■ WORK REQUIRED
Your answer should be a single number: the count of lines holding the word "data".

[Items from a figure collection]
══════════════════════════════

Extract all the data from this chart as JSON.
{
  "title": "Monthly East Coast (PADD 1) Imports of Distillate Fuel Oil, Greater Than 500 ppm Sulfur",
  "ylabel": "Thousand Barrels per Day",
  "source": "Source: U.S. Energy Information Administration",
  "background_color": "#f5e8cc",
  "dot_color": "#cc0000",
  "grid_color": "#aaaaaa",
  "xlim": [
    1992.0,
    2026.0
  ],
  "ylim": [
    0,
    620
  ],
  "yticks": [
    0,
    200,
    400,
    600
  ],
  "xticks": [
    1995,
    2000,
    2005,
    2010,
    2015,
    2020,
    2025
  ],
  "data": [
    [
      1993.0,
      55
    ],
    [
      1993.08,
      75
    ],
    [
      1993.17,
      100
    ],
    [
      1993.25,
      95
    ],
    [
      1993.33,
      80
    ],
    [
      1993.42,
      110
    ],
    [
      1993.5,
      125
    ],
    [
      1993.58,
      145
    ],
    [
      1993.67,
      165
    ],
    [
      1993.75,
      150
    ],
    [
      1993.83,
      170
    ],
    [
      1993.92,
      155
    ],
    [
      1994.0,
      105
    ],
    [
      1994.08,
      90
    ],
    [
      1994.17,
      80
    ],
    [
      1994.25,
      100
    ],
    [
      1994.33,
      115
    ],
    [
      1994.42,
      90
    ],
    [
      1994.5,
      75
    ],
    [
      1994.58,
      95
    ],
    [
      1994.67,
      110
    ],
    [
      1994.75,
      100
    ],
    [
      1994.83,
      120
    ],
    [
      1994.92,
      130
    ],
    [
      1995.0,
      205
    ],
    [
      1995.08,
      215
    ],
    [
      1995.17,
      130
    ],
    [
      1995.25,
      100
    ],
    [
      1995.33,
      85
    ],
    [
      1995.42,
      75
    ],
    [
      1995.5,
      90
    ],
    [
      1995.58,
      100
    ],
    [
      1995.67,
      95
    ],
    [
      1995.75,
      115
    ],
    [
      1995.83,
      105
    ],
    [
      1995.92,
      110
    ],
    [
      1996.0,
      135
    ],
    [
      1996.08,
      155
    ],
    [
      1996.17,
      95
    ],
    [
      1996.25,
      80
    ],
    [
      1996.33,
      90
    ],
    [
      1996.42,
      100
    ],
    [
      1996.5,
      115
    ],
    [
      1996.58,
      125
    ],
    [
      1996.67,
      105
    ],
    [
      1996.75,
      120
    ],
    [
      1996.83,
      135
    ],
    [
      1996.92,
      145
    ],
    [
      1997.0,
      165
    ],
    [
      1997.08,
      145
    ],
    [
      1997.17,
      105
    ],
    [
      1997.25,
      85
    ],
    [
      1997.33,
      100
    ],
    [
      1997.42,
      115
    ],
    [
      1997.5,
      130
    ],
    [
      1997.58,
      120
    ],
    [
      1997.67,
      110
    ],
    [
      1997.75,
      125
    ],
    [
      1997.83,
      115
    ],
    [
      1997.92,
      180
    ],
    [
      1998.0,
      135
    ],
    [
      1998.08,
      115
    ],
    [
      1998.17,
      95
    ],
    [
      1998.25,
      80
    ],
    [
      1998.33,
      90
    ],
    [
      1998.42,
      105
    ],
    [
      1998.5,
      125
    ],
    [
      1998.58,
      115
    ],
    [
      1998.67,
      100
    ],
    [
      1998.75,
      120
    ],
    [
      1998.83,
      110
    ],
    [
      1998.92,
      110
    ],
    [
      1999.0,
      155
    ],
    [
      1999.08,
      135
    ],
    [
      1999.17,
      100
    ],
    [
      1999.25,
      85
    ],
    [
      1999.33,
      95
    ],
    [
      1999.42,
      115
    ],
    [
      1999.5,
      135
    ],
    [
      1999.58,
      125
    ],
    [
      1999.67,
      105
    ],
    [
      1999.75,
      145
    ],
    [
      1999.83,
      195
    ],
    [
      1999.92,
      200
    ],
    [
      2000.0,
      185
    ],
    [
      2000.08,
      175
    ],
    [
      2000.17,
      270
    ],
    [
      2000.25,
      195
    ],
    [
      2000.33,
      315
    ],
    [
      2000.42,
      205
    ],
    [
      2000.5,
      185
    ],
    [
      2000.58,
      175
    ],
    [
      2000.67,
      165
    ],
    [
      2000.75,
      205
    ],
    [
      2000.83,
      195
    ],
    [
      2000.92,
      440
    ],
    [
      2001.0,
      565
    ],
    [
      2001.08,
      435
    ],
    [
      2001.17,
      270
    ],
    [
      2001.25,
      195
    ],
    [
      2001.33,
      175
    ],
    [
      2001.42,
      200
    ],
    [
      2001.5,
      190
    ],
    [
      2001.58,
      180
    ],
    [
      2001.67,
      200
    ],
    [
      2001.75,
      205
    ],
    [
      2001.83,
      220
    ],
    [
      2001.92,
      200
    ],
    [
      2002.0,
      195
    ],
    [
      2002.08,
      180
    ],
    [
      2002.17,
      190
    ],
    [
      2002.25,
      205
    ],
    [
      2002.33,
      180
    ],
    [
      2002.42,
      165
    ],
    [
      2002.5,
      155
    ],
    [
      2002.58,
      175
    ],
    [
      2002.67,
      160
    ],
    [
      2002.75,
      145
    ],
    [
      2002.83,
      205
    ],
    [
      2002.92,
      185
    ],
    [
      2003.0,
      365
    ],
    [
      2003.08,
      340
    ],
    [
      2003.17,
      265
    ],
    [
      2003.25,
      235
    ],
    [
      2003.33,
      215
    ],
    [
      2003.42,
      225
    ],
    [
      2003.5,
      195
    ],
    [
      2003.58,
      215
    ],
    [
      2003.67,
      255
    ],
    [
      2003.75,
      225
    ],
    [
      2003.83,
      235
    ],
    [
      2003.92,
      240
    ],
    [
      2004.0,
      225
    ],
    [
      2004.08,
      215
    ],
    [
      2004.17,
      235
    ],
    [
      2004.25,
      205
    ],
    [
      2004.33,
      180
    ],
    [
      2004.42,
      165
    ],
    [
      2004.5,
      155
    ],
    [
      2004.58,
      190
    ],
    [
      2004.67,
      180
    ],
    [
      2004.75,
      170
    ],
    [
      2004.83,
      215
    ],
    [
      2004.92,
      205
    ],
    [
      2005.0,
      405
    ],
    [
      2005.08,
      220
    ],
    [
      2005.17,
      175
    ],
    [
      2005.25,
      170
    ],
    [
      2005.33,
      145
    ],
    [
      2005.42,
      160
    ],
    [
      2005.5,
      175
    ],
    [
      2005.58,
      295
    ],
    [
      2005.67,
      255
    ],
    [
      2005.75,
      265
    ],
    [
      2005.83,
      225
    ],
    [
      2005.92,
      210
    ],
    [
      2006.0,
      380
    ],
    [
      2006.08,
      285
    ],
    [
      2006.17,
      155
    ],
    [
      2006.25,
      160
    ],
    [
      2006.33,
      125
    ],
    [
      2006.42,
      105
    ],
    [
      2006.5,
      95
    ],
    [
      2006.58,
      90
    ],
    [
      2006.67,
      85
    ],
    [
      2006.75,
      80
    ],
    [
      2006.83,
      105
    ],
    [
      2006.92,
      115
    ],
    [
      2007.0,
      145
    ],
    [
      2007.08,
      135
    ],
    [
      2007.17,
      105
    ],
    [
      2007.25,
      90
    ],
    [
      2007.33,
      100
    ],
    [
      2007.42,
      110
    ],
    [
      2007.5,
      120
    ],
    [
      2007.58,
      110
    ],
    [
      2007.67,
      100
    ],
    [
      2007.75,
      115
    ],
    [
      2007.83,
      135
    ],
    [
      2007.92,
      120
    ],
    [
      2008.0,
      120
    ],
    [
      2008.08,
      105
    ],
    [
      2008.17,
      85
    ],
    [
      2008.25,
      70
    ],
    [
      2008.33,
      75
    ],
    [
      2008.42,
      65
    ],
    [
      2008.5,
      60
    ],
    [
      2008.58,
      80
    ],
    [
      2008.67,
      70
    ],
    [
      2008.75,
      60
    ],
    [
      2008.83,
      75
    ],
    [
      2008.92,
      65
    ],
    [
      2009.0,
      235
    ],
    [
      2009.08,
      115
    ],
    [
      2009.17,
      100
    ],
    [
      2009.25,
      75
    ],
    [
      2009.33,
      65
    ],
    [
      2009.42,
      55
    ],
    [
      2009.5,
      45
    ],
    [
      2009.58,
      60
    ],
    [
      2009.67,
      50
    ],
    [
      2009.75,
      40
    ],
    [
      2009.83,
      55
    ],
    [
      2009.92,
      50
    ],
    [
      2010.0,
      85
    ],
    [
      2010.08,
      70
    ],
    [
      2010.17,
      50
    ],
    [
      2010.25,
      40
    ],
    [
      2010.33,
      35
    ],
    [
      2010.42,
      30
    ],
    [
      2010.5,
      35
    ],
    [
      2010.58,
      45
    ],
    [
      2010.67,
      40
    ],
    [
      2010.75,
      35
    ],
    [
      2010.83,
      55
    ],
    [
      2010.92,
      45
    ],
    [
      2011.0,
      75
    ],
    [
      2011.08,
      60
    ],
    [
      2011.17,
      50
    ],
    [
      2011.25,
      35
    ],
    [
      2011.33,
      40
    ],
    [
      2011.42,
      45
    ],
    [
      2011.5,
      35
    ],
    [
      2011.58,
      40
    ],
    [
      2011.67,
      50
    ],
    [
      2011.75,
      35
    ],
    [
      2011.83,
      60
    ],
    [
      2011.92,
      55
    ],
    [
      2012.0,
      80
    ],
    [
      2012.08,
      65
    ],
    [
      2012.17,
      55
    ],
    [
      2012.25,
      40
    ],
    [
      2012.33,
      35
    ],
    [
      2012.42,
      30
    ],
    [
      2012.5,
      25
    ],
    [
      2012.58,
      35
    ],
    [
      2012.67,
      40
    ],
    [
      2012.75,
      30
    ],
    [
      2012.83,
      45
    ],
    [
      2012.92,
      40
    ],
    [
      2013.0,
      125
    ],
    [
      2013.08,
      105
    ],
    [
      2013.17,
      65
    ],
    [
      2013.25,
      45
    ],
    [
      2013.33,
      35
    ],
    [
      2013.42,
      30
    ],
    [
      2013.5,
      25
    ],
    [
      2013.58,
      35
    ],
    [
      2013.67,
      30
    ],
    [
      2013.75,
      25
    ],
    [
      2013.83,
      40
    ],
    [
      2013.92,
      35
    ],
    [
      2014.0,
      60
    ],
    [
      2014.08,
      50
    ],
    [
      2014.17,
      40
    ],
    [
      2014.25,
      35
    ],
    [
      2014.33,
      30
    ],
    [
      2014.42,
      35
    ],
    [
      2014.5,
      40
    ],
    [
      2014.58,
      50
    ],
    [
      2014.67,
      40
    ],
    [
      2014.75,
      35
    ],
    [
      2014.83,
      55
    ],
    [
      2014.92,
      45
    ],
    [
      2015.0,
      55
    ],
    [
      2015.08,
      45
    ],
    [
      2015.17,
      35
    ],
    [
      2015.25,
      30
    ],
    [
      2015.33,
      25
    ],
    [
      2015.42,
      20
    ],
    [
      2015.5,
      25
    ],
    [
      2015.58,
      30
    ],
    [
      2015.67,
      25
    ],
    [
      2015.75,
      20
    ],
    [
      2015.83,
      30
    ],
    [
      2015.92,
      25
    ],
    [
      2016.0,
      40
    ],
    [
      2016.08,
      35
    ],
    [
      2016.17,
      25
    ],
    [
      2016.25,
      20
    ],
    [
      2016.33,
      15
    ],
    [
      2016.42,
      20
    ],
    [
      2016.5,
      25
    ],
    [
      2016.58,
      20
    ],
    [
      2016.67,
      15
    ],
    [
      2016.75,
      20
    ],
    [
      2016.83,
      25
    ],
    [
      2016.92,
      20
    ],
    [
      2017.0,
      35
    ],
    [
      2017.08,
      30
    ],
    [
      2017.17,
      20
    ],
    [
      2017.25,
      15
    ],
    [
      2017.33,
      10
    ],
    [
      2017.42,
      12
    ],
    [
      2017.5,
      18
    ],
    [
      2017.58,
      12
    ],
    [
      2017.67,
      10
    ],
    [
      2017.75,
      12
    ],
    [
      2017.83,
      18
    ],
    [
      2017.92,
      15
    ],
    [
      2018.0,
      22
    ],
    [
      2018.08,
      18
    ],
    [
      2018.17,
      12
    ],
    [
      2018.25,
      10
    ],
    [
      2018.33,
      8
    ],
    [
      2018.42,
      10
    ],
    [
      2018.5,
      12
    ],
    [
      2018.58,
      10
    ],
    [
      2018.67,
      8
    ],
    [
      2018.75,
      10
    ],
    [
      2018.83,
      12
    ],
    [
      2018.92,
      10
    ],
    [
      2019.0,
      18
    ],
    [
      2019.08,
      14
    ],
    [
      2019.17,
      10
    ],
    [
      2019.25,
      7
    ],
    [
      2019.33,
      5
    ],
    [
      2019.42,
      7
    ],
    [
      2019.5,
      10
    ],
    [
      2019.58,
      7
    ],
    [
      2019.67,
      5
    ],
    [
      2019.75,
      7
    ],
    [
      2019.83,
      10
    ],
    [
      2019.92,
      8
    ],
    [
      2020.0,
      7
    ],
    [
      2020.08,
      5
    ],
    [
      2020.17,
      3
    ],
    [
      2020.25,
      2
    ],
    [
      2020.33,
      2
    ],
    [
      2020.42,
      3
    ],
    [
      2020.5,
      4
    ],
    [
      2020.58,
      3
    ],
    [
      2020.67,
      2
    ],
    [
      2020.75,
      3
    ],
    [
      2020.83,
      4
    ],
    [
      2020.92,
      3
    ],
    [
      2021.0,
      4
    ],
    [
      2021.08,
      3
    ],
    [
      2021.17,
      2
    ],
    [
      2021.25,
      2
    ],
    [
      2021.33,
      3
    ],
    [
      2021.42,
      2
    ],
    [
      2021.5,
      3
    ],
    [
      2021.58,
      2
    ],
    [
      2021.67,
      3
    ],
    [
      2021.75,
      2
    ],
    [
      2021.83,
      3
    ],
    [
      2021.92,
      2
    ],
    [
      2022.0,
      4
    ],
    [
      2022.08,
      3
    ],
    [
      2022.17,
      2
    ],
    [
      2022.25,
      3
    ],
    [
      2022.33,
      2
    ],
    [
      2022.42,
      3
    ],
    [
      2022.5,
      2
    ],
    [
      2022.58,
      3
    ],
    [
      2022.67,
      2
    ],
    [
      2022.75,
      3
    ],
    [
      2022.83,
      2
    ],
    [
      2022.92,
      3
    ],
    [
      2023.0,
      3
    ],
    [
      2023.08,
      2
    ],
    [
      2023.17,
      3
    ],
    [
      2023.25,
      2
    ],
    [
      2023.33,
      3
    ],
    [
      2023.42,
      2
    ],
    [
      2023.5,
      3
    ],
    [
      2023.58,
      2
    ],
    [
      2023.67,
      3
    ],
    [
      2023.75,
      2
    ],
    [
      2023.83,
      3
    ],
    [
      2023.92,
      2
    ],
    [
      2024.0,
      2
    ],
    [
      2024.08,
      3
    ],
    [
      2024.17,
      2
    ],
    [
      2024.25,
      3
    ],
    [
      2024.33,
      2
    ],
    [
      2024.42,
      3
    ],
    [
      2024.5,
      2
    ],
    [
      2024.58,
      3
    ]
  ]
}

══════════════════════════════

■ SOLVED PROBLEM
2